Task prompt: Go through the entries below and copy each line containing the word "that".
=== Extracted material ===
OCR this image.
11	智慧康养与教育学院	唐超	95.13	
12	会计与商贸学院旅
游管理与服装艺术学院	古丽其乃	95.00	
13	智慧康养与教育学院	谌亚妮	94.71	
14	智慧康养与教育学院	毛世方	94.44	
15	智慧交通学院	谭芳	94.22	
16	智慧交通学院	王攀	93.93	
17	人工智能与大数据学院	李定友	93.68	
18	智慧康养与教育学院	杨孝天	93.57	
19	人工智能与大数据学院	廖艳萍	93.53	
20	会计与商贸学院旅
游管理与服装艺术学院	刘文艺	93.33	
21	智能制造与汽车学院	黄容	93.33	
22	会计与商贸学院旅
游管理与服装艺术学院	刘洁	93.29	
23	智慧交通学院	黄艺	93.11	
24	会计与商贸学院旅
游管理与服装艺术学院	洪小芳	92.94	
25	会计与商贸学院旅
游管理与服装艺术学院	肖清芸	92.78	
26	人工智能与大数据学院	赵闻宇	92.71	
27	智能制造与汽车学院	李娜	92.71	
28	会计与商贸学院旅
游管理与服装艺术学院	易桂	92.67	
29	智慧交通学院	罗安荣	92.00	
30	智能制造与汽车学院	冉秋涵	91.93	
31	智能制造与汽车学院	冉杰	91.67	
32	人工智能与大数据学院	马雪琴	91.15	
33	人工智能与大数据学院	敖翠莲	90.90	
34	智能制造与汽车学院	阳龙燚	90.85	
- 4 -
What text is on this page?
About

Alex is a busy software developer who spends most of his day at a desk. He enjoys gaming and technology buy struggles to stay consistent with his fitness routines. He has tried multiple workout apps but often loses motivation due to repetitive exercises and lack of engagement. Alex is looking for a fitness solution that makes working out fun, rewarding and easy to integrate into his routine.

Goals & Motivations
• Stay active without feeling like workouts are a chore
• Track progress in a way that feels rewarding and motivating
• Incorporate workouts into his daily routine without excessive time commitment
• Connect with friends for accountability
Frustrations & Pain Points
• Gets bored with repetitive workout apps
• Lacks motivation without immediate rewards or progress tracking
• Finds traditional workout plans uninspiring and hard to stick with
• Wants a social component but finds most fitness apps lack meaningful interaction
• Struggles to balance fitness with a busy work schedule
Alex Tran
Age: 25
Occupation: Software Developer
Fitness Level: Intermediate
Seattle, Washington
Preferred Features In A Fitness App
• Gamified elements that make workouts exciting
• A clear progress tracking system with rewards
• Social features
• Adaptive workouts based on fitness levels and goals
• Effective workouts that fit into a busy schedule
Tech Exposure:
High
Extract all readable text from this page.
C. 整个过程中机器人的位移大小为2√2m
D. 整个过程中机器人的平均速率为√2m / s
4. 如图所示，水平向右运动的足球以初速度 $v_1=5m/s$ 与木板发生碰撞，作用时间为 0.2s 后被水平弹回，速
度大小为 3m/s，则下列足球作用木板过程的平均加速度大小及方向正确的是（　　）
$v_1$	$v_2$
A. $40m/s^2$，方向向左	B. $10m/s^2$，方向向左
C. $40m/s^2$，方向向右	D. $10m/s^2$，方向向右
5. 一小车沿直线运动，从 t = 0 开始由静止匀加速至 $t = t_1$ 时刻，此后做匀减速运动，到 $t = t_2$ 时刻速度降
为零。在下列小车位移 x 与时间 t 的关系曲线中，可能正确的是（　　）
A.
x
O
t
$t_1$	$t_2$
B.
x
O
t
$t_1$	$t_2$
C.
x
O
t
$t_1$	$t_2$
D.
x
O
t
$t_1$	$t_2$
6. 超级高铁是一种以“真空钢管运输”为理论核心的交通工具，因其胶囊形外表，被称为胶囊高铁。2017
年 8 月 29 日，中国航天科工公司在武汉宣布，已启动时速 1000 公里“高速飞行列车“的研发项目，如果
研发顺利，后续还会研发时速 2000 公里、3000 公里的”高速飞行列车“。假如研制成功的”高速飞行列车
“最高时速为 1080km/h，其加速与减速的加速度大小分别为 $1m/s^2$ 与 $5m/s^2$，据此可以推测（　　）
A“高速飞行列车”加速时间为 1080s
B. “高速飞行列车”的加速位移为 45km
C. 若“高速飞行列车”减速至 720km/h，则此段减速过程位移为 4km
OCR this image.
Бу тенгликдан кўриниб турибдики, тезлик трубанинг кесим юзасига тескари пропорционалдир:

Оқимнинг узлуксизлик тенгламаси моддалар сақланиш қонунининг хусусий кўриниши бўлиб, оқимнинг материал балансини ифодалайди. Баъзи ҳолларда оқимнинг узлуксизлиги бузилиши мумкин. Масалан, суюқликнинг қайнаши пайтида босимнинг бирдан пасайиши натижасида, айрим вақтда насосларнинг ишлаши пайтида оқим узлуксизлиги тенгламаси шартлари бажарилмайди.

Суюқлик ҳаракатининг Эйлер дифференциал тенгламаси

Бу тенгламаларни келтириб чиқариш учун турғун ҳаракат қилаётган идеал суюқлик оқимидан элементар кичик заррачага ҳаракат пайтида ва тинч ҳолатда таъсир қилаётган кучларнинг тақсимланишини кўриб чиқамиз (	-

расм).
===
Response below:
Alex is a busy software developer who spends most of his day at a desk. He enjoys gaming and technology buy struggles to stay consistent with his fitness routines. He has tried multiple workout apps but often loses motivation due to repetitive exercises and lack of engagement. Alex is looking for a fitness solution that makes working out fun, rewarding and easy to integrate into his routine.
• Track progress in a way that feels rewarding and motivating
• Gamified elements that make workouts exciting
• Effective workouts that fit into a busy schedule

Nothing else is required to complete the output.